-- SELECTED EXCERPT start --

In this study, we aimed to (1) develop an operational atmospheric correction algorithm for GOCI-II using RTM simulations and (2) analyze the accuracy and input data-induced uncertainty in estimated LSR by comparing the LSR data with in situ reference data. Owing to the short operation period of GOCI-II (since October 2020), the corresponding reference data are limited, whereas a large amount of GOCI reference data can be obtained from the observations of the 2016 Korea–United States (KORUS) campaign; therefore, we used GOCI measurements as proxy data instead of GOCI-II. In addition, the channel specifications and observation systems of GOCI are similar to those of GOCI-II.

The remaining parts of this paper are organized as follows: Section 2 describes the materials used in this study. Section 3 explains the methods for retrieval, validation, and uncertainty analysis of LSR. Section 4 presents the result of qualitative comparison with other satellite-based LSR, and the accuracy and uncertainty analysis results of estimated LSR. Lastly, Section 5 summarizes our findings.

2. Materials

2.1. Satellite Data

The GOCI mounted on the Communication, Ocean and Meteorological Satellite was designed with a target area of 2500 km × 2500 km, to monitor the color of the ocean surrounding the Korean Peninsula, Northeast Asia (Figure 1). GOCI has eight spectral channels, whose specifications are presented in

Table 1. GOCI channel specifications (Ryu et al. [40]).

-- SELECTED EXCERPT end --
-- SUPPLIED DATA start --

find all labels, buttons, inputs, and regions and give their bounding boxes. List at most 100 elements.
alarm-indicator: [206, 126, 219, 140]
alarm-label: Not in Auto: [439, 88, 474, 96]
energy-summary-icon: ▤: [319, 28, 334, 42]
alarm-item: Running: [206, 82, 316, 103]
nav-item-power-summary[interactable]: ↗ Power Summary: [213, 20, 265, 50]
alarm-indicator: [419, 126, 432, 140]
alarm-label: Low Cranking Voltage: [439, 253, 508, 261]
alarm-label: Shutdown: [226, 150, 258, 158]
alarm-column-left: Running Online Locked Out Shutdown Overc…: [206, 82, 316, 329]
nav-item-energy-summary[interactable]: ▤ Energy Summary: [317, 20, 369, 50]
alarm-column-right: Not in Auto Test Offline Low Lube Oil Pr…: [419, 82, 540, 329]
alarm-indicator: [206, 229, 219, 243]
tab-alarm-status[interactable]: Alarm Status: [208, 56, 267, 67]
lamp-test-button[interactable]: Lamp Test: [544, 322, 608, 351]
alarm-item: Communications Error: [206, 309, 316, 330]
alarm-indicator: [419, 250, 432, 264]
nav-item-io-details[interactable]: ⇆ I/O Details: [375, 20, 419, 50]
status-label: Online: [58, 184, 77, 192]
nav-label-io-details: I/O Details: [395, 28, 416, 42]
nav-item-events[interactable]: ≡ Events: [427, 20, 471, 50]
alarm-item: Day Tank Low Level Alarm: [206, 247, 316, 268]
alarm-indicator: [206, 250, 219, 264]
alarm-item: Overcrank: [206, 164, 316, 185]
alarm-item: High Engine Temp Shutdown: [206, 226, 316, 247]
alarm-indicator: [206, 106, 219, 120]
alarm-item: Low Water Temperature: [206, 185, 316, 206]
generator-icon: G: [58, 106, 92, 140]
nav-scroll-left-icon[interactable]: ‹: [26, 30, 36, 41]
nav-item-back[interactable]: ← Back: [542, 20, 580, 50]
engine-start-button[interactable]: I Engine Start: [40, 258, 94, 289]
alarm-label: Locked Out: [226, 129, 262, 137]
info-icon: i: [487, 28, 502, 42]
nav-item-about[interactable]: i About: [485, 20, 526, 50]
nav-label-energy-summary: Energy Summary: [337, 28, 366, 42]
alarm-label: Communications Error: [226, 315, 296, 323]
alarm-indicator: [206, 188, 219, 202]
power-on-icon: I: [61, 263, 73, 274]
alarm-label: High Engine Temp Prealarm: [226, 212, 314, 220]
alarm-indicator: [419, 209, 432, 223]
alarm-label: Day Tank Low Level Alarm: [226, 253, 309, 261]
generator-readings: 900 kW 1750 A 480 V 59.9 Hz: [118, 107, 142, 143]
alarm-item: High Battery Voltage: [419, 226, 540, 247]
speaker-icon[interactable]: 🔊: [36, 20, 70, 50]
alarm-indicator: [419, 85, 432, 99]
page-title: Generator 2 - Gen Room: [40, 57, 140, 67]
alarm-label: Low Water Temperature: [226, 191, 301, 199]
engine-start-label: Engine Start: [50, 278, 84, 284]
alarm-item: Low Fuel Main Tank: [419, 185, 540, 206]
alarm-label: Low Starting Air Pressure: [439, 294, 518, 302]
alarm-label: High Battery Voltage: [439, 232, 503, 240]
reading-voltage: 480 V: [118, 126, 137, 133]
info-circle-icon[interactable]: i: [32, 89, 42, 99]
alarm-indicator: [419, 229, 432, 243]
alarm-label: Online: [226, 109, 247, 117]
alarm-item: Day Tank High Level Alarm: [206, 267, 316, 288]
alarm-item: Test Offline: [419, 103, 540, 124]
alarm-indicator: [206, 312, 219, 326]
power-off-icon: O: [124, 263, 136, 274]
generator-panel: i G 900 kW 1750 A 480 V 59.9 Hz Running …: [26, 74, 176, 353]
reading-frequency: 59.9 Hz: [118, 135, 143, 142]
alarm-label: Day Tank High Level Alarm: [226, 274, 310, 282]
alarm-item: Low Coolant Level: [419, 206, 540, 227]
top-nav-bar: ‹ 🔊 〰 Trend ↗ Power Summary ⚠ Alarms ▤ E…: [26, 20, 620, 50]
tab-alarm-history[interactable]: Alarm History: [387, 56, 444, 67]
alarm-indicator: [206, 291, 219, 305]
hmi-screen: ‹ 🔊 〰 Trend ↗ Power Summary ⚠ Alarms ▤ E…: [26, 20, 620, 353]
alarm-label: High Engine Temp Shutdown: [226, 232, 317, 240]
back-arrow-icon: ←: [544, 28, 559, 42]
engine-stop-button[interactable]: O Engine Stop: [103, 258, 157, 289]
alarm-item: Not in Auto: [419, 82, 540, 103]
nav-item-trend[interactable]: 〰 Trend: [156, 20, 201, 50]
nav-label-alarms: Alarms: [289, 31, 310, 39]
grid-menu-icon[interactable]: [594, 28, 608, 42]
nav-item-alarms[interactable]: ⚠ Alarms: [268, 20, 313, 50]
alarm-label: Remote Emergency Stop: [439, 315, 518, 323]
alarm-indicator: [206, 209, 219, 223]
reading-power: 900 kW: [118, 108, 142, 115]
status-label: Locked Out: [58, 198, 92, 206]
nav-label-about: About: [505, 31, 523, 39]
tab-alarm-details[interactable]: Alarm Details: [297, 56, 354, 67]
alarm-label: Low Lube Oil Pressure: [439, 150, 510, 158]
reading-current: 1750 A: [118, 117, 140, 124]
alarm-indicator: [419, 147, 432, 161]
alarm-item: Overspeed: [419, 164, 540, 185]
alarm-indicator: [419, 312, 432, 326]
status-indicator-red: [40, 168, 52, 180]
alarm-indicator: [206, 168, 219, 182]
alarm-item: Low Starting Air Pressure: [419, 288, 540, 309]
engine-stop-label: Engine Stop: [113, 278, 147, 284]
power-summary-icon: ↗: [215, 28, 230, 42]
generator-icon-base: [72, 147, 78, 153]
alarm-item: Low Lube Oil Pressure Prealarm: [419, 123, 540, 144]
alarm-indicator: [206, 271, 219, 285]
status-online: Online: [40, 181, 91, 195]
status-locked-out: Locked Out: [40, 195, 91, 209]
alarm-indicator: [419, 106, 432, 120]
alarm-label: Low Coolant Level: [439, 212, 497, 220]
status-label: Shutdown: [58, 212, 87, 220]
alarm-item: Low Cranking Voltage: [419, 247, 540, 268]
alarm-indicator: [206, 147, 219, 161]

-- SUPPLIED DATA end --

◆ TASK BRIEF ◆
Please reproduce the GOCI excerpt from "2. Materials" up to and including "et al. [40]).". Rely on the GOCI excerpt alone and leave the rows aside.

◆ WORKED ANSWER ◆
2. Materials

2.1. Satellite Data

The GOCI mounted on the Communication, Ocean and Meteorological Satellite was designed with a target area of 2500 km × 2500 km, to monitor the color of the ocean surrounding the Korean Peninsula, Northeast Asia (Figure 1). GOCI has eight spectral channels, whose specifications are presented in

Table 1. GOCI channel specifications (Ryu et al. [40]).